- [EXERCISE AIM] What follows is a set of records, each of which is to be written out exactly.

- [AVAILABLE DATA]
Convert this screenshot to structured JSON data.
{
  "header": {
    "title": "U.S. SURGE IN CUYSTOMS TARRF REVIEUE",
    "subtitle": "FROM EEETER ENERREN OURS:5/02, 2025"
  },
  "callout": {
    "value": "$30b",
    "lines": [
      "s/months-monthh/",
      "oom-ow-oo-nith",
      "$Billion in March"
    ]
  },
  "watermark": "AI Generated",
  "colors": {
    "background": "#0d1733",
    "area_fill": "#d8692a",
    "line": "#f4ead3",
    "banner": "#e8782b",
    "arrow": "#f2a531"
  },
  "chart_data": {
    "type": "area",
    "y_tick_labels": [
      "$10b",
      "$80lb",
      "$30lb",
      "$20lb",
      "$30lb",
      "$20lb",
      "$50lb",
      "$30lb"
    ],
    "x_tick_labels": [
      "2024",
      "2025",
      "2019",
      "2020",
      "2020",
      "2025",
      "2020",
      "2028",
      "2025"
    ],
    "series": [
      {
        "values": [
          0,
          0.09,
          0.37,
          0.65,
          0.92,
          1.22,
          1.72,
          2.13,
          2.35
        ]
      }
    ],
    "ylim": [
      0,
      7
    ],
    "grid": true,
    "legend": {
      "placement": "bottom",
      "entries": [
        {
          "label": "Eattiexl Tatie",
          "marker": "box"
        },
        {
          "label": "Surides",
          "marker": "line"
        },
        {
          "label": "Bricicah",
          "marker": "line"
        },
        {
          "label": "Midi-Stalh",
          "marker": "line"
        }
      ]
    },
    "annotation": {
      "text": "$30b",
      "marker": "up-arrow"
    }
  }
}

- [EXERCISE OUTPUT]
Convert this screenshot to structured JSON data.
{
  "header": {
    "title": "U.S. SURGE IN CUYSTOMS TARRF REVIEUE",
    "subtitle": "FROM EEETER ENERREN OURS:5/02, 2025"
  },
  "callout": {
    "value": "$30b",
    "lines": [
      "s/months-monthh/",
      "oom-ow-oo-nith",
      "$Billion in March"
    ]
  },
  "watermark": "AI Generated",
  "colors": {
    "background": "#0d1733",
    "area_fill": "#d8692a",
    "line": "#f4ead3",
    "banner": "#e8782b",
    "arrow": "#f2a531"
  },
  "chart_data": {
    "type": "area",
    "y_tick_labels": [
      "$10b",
      "$80lb",
      "$30lb",
      "$20lb",
      "$30lb",
      "$20lb",
      "$50lb",
      "$30lb"
    ],
    "x_tick_labels": [
      "2024",
      "2025",
      "2019",
      "2020",
      "2020",
      "2025",
      "2020",
      "2028",
      "2025"
    ],
    "series": [
      {
        "values": [
          0,
          0.09,
          0.37,
          0.65,
          0.92,
          1.22,
          1.72,
          2.13,
          2.35
        ]
      }
    ],
    "ylim": [
      0,
      7
    ],
    "grid": true,
    "legend": {
      "placement": "bottom",
      "entries": [
        {
          "label": "Eattiexl Tatie",
          "marker": "box"
        },
        {
          "label": "Surides",
          "marker": "line"
        },
        {
          "label": "Bricicah",
          "marker": "line"
        },
        {
          "label": "Midi-Stalh",
          "marker": "line"
        }
      ]
    },
    "annotation": {
      "text": "$30b",
      "marker": "up-arrow"
    }
  }
}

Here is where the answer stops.